EXERCISE —
Your copy of the material below should match it exactly, except that it holds no pictures.

== DATA TO USE ==

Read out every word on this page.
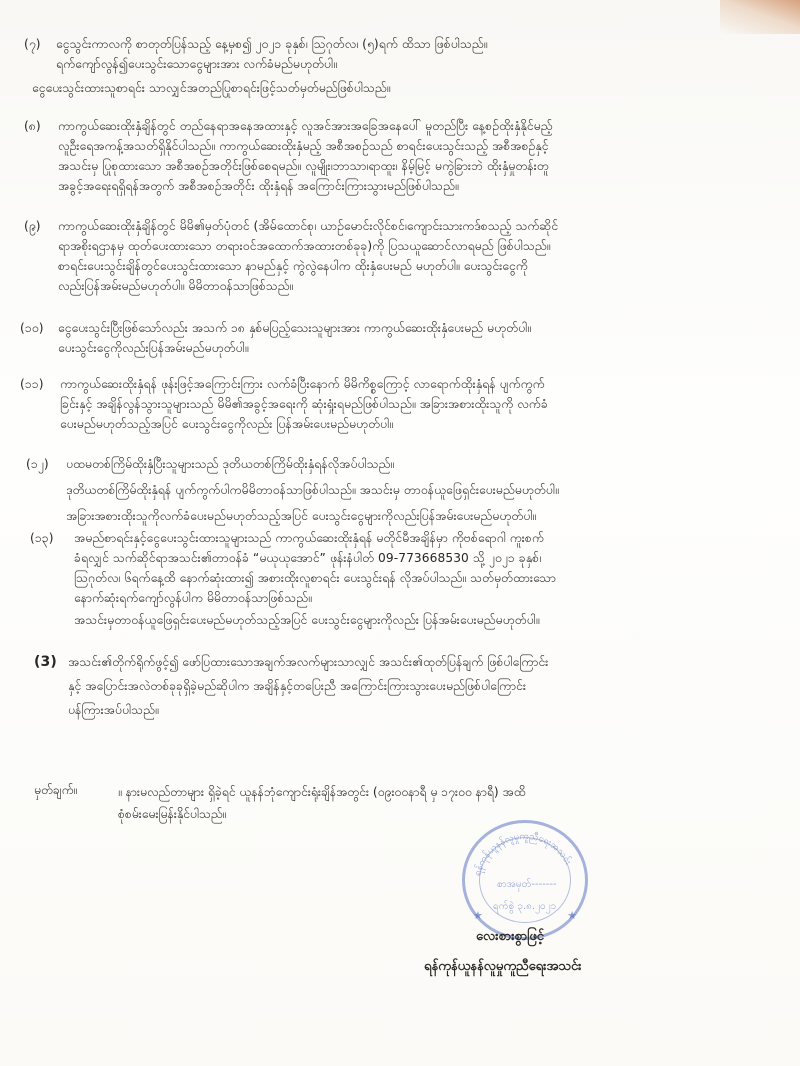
(၇) ငွေသွင်းကာလကို စာတုတ်ပြန်သည့် နေ့မှစ၍ ၂၀၂၁ ခုနှစ်၊ ဩဂုတ်လ၊ (၅)ရက် ထိသာ ဖြစ်ပါသည်။
ရက်ကျော်လွန်၍ပေးသွင်းသောငွေများအား လက်ခံမည်မဟုတ်ပါ။
ငွေပေးသွင်းထားသူစာရင်း သာလျှင်အတည်ပြုစာရင်းဖြင့်သတ်မှတ်မည်ဖြစ်ပါသည်။
(၈) ကာကွယ်ဆေးထိုးနှံချိန်တွင် တည်နေရာအနေအထားနှင့် လူအင်အားအခြေအနေပေါ် မူတည်ပြီး နေ့စဉ်ထိုးနှံနိုင်မည့်
လူဦးရေအကန့်အသတ်ရှိနိုင်ပါသည်။ ကာကွယ်ဆေးထိုးနှံမည့် အစီအစဉ်သည် စာရင်းပေးသွင်းသည့် အစီအစဉ်နှင့်
အသင်းမှ ပြုစုထားသော အစီအစဉ်အတိုင်းဖြစ်စေရမည်။ လူမျိုး၊ဘာသာ၊ရာထူး၊ နိမ့်မြင့် မကွဲခြားဘဲ ထိုးနှံမှုတန်းတူ
အခွင့်အရေးရရှိရန်အတွက် အစီအစဉ်အတိုင်း ထိုးနှံရန် အကြောင်းကြားသွားမည်ဖြစ်ပါသည်။
(၉) ကာကွယ်ဆေးထိုးနှံချိန်တွင် မိမိ၏မှတ်ပုံတင် (အိမ်ထောင်စု၊ ယာဉ်မောင်းလိုင်စင်၊ကျောင်းသားကဒ်စသည့် သက်ဆိုင်
ရာအစိုးရဌာနမှ ထုတ်ပေးထားသော တရားဝင်အထောက်အထားတစ်ခုခု)ကို ပြသယူဆောင်လာရမည် ဖြစ်ပါသည်။
စာရင်းပေးသွင်းချိန်တွင်ပေးသွင်းထားသော နာမည်နှင့် ကွဲလွဲနေပါက ထိုးနှံပေးမည် မဟုတ်ပါ။ ပေးသွင်းငွေကို
လည်းပြန်အမ်းမည်မဟုတ်ပါ။ မိမိတာဝန်သာဖြစ်သည်။
(၁၀) ငွေပေးသွင်းပြီးဖြစ်သော်လည်း အသက် ၁၈ နှစ်မပြည့်သေးသူများအား ကာကွယ်ဆေးထိုးနှံပေးမည် မဟုတ်ပါ။
ပေးသွင်းငွေကိုလည်းပြန်အမ်းမည်မဟုတ်ပါ။
(၁၁) ကာကွယ်ဆေးထိုးနှံရန် ဖုန်းဖြင့်အကြောင်းကြား လက်ခံပြီးနောက် မိမိကိစ္စကြောင့် လာရောက်ထိုးနှံရန် ပျက်ကွက်
ခြင်းနှင့် အချိန်လွန်သွားသူများသည် မိမိ၏အခွင့်အရေးကို ဆုံးရှုံးရမည်ဖြစ်ပါသည်။ အခြားအစားထိုးသူကို လက်ခံ
ပေးမည်မဟုတ်သည့်အပြင် ပေးသွင်းငွေကိုလည်း ပြန်အမ်းပေးမည်မဟုတ်ပါ။
(၁၂) ပထမတစ်ကြိမ်ထိုးနှံပြီးသူများသည် ဒုတိယတစ်ကြိမ်ထိုးနှံရန်လိုအပ်ပါသည်။
ဒုတိယတစ်ကြိမ်ထိုးနှံရန် ပျက်ကွက်ပါကမိမိတာဝန်သာဖြစ်ပါသည်။ အသင်းမှ တာဝန်ယူဖြေရှင်းပေးမည်မဟုတ်ပါ။
အခြားအစားထိုးသူကိုလက်ခံပေးမည်မဟုတ်သည့်အပြင် ပေးသွင်းငွေများကိုလည်းပြန်အမ်းပေးမည်မဟုတ်ပါ။
(၁၃) အမည်စာရင်းနှင့်ငွေပေးသွင်းထားသူများသည် ကာကွယ်ဆေးထိုးနှံရန် မတိုင်မီအချိန်မှာ ကိုဗစ်ရောဂါ ကူးစက်
ခံရလျှင် သက်ဆိုင်ရာအသင်း၏တာဝန်ခံ “မယုယုအောင်” ဖုန်းနံပါတ် 09-773668530 သို့ ၂၀၂၁ ခုနှစ်၊
ဩဂုတ်လ၊ ၆ရက်နေ့ထိ နောက်ဆုံးထား၍ အစားထိုးလူစာရင်း ပေးသွင်းရန် လိုအပ်ပါသည်။ သတ်မှတ်ထားသော
နောက်ဆုံးရက်ကျော်လွန်ပါက မိမိတာဝန်သာဖြစ်သည်။
အသင်းမှတာဝန်ယူဖြေရှင်းပေးမည်မဟုတ်သည့်အပြင် ပေးသွင်းငွေများကိုလည်း ပြန်အမ်းပေးမည်မဟုတ်ပါ။
(3) အသင်း၏တိုက်ရိုက်ဖွင့်၍ ဖော်ပြထားသောအချက်အလက်များသာလျှင် အသင်း၏ထုတ်ပြန်ချက် ဖြစ်ပါကြောင်း
နှင့် အပြောင်းအလဲတစ်ခုခုရှိခဲ့မည်ဆိုပါက အချိန်နှင့်တပြေးညီ အကြောင်းကြားသွားပေးမည်ဖြစ်ပါကြောင်း
ပန်ကြားအပ်ပါသည်။
မှတ်ချက်။	။ နားမလည်တာများ ရှိခဲ့ရင် ယူနန်ဘုံကျောင်းရုံးချိန်အတွင်း (၀၉း၀၀နာရီ မှ ၁၇း၀၀ နာရီ) အထိ
စုံစမ်းမေးမြန်းနိုင်ပါသည်။
ရန်ကုန်ယူနန်လူမှုကူညီရေးအသင်း
စာအမှတ်-------
ရက်စွဲ ၃.၈.၂၀၂၁
★	★
လေးစားစွာဖြင့်
ရန်ကုန်ယူနန်လူမှုကူညီရေးအသင်း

===

CORRECT OUTPUT —
Read out every word on this page.
(၇) ငွေသွင်းကာလကို စာတုတ်ပြန်သည့် နေ့မှစ၍ ၂၀၂၁ ခုနှစ်၊ ဩဂုတ်လ၊ (၅)ရက် ထိသာ ဖြစ်ပါသည်။
ရက်ကျော်လွန်၍ပေးသွင်းသောငွေများအား လက်ခံမည်မဟုတ်ပါ။
ငွေပေးသွင်းထားသူစာရင်း သာလျှင်အတည်ပြုစာရင်းဖြင့်သတ်မှတ်မည်ဖြစ်ပါသည်။
(၈) ကာကွယ်ဆေးထိုးနှံချိန်တွင် တည်နေရာအနေအထားနှင့် လူအင်အားအခြေအနေပေါ် မူတည်ပြီး နေ့စဉ်ထိုးနှံနိုင်မည့်
လူဦးရေအကန့်အသတ်ရှိနိုင်ပါသည်။ ကာကွယ်ဆေးထိုးနှံမည့် အစီအစဉ်သည် စာရင်းပေးသွင်းသည့် အစီအစဉ်နှင့်
အသင်းမှ ပြုစုထားသော အစီအစဉ်အတိုင်းဖြစ်စေရမည်။ လူမျိုး၊ဘာသာ၊ရာထူး၊ နိမ့်မြင့် မကွဲခြားဘဲ ထိုးနှံမှုတန်းတူ
အခွင့်အရေးရရှိရန်အတွက် အစီအစဉ်အတိုင်း ထိုးနှံရန် အကြောင်းကြားသွားမည်ဖြစ်ပါသည်။
(၉) ကာကွယ်ဆေးထိုးနှံချိန်တွင် မိမိ၏မှတ်ပုံတင် (အိမ်ထောင်စု၊ ယာဉ်မောင်းလိုင်စင်၊ကျောင်းသားကဒ်စသည့် သက်ဆိုင်
ရာအစိုးရဌာနမှ ထုတ်ပေးထားသော တရားဝင်အထောက်အထားတစ်ခုခု)ကို ပြသယူဆောင်လာရမည် ဖြစ်ပါသည်။
စာရင်းပေးသွင်းချိန်တွင်ပေးသွင်းထားသော နာမည်နှင့် ကွဲလွဲနေပါက ထိုးနှံပေးမည် မဟုတ်ပါ။ ပေးသွင်းငွေကို
လည်းပြန်အမ်းမည်မဟုတ်ပါ။ မိမိတာဝန်သာဖြစ်သည်။
(၁၀) ငွေပေးသွင်းပြီးဖြစ်သော်လည်း အသက် ၁၈ နှစ်မပြည့်သေးသူများအား ကာကွယ်ဆေးထိုးနှံပေးမည် မဟုတ်ပါ။
ပေးသွင်းငွေကိုလည်းပြန်အမ်းမည်မဟုတ်ပါ။
(၁၁) ကာကွယ်ဆေးထိုးနှံရန် ဖုန်းဖြင့်အကြောင်းကြား လက်ခံပြီးနောက် မိမိကိစ္စကြောင့် လာရောက်ထိုးနှံရန် ပျက်ကွက်
ခြင်းနှင့် အချိန်လွန်သွားသူများသည် မိမိ၏အခွင့်အရေးကို ဆုံးရှုံးရမည်ဖြစ်ပါသည်။ အခြားအစားထိုးသူကို လက်ခံ
ပေးမည်မဟုတ်သည့်အပြင် ပေးသွင်းငွေကိုလည်း ပြန်အမ်းပေးမည်မဟုတ်ပါ။
(၁၂) ပထမတစ်ကြိမ်ထိုးနှံပြီးသူများသည် ဒုတိယတစ်ကြိမ်ထိုးနှံရန်လိုအပ်ပါသည်။
ဒုတိယတစ်ကြိမ်ထိုးနှံရန် ပျက်ကွက်ပါကမိမိတာဝန်သာဖြစ်ပါသည်။ အသင်းမှ တာဝန်ယူဖြေရှင်းပေးမည်မဟုတ်ပါ။
အခြားအစားထိုးသူကိုလက်ခံပေးမည်မဟုတ်သည့်အပြင် ပေးသွင်းငွေများကိုလည်းပြန်အမ်းပေးမည်မဟုတ်ပါ။
(၁၃) အမည်စာရင်းနှင့်ငွေပေးသွင်းထားသူများသည် ကာကွယ်ဆေးထိုးနှံရန် မတိုင်မီအချိန်မှာ ကိုဗစ်ရောဂါ ကူးစက်
ခံရလျှင် သက်ဆိုင်ရာအသင်း၏တာဝန်ခံ “မယုယုအောင်” ဖုန်းနံပါတ် 09-773668530 သို့ ၂၀၂၁ ခုနှစ်၊
ဩဂုတ်လ၊ ၆ရက်နေ့ထိ နောက်ဆုံးထား၍ အစားထိုးလူစာရင်း ပေးသွင်းရန် လိုအပ်ပါသည်။ သတ်မှတ်ထားသော
နောက်ဆုံးရက်ကျော်လွန်ပါက မိမိတာဝန်သာဖြစ်သည်။
အသင်းမှတာဝန်ယူဖြေရှင်းပေးမည်မဟုတ်သည့်အပြင် ပေးသွင်းငွေများကိုလည်း ပြန်အမ်းပေးမည်မဟုတ်ပါ။
(3) အသင်း၏တိုက်ရိုက်ဖွင့်၍ ဖော်ပြထားသောအချက်အလက်များသာလျှင် အသင်း၏ထုတ်ပြန်ချက် ဖြစ်ပါကြောင်း
နှင့် အပြောင်းအလဲတစ်ခုခုရှိခဲ့မည်ဆိုပါက အချိန်နှင့်တပြေးညီ အကြောင်းကြားသွားပေးမည်ဖြစ်ပါကြောင်း
ပန်ကြားအပ်ပါသည်။
မှတ်ချက်။	။ နားမလည်တာများ ရှိခဲ့ရင် ယူနန်ဘုံကျောင်းရုံးချိန်အတွင်း (၀၉း၀၀နာရီ မှ ၁၇း၀၀ နာရီ) အထိ
စုံစမ်းမေးမြန်းနိုင်ပါသည်။
ရန်ကုန်ယူနန်လူမှုကူညီရေးအသင်း
စာအမှတ်-------
ရက်စွဲ ၃.၈.၂၀၂၁
★	★
လေးစားစွာဖြင့်
ရန်ကုန်ယူနန်လူမှုကူညီရေးအသင်း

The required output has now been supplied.